- **WORK REQUIRED**
Repeat all of the records verbatim.

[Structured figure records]
++++++++++

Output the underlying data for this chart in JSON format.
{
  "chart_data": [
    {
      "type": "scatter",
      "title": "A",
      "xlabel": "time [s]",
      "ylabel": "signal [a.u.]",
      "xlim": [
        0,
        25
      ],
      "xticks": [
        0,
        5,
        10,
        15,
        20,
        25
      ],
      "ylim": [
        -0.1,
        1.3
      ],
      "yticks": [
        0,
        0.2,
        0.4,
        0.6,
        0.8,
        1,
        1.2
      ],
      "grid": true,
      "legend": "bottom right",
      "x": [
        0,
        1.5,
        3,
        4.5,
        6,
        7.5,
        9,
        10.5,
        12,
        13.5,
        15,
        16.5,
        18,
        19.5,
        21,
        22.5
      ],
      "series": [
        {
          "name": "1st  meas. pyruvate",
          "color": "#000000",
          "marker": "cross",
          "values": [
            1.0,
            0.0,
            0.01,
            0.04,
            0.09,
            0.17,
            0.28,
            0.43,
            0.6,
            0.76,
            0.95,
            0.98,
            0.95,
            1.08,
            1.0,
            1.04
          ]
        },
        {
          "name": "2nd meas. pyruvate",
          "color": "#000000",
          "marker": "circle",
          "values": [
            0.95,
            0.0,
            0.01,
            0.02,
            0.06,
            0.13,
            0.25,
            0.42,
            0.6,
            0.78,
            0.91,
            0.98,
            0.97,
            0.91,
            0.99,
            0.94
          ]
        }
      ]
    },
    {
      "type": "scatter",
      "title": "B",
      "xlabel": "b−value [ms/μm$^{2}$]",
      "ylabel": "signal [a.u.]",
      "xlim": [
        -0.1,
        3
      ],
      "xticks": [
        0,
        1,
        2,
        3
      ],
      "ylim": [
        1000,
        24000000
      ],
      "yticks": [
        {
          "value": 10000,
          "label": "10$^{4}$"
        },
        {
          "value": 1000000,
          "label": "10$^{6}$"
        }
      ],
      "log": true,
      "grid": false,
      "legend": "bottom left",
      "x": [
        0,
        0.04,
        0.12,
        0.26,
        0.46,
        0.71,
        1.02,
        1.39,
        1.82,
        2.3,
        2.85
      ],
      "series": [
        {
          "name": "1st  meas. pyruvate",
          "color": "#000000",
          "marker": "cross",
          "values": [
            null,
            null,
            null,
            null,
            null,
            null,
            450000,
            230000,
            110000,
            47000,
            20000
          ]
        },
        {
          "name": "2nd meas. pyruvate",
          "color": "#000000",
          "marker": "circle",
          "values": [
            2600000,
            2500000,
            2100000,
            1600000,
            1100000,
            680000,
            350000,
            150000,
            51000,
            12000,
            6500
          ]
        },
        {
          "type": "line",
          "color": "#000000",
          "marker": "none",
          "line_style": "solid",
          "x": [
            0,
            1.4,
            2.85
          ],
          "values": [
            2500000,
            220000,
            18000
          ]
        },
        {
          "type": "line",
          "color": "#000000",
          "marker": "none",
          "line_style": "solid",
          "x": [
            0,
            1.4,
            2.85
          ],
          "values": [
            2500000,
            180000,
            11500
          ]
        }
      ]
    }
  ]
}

++++++++++

- **RESPONSE TO THIS TASK**
Output the underlying data for this chart in JSON format.
{
  "chart_data": [
    {
      "type": "scatter",
      "title": "A",
      "xlabel": "time [s]",
      "ylabel": "signal [a.u.]",
      "xlim": [
        0,
        25
      ],
      "xticks": [
        0,
        5,
        10,
        15,
        20,
        25
      ],
      "ylim": [
        -0.1,
        1.3
      ],
      "yticks": [
        0,
        0.2,
        0.4,
        0.6,
        0.8,
        1,
        1.2
      ],
      "grid": true,
      "legend": "bottom right",
      "x": [
        0,
        1.5,
        3,
        4.5,
        6,
        7.5,
        9,
        10.5,
        12,
        13.5,
        15,
        16.5,
        18,
        19.5,
        21,
        22.5
      ],
      "series": [
        {
          "name": "1st  meas. pyruvate",
          "color": "#000000",
          "marker": "cross",
          "values": [
            1.0,
            0.0,
            0.01,
            0.04,
            0.09,
            0.17,
            0.28,
            0.43,
            0.6,
            0.76,
            0.95,
            0.98,
            0.95,
            1.08,
            1.0,
            1.04
          ]
        },
        {
          "name": "2nd meas. pyruvate",
          "color": "#000000",
          "marker": "circle",
          "values": [
            0.95,
            0.0,
            0.01,
            0.02,
            0.06,
            0.13,
            0.25,
            0.42,
            0.6,
            0.78,
            0.91,
            0.98,
            0.97,
            0.91,
            0.99,
            0.94
          ]
        }
      ]
    },
    {
      "type": "scatter",
      "title": "B",
      "xlabel": "b−value [ms/μm$^{2}$]",
      "ylabel": "signal [a.u.]",
      "xlim": [
        -0.1,
        3
      ],
      "xticks": [
        0,
        1,
        2,
        3
      ],
      "ylim": [
        1000,
        24000000
      ],
      "yticks": [
        {
          "value": 10000,
          "label": "10$^{4}$"
        },
        {
          "value": 1000000,
          "label": "10$^{6}$"
        }
      ],
      "log": true,
      "grid": false,
      "legend": "bottom left",
      "x": [
        0,
        0.04,
        0.12,
        0.26,
        0.46,
        0.71,
        1.02,
        1.39,
        1.82,
        2.3,
        2.85
      ],
      "series": [
        {
          "name": "1st  meas. pyruvate",
          "color": "#000000",
          "marker": "cross",
          "values": [
            null,
            null,
            null,
            null,
            null,
            null,
            450000,
            230000,
            110000,
            47000,
            20000
          ]
        },
        {
          "name": "2nd meas. pyruvate",
          "color": "#000000",
          "marker": "circle",
          "values": [
            2600000,
            2500000,
            2100000,
            1600000,
            1100000,
            680000,
            350000,
            150000,
            51000,
            12000,
            6500
          ]
        },
        {
          "type": "line",
          "color": "#000000",
          "marker": "none",
          "line_style": "solid",
          "x": [
            0,
            1.4,
            2.85
          ],
          "values": [
            2500000,
            220000,
            18000
          ]
        },
        {
          "type": "line",
          "color": "#000000",
          "marker": "none",
          "line_style": "solid",
          "x": [
            0,
            1.4,
            2.85
          ],
          "values": [
            2500000,
            180000,
            11500
          ]
        }
      ]
    }
  ]
}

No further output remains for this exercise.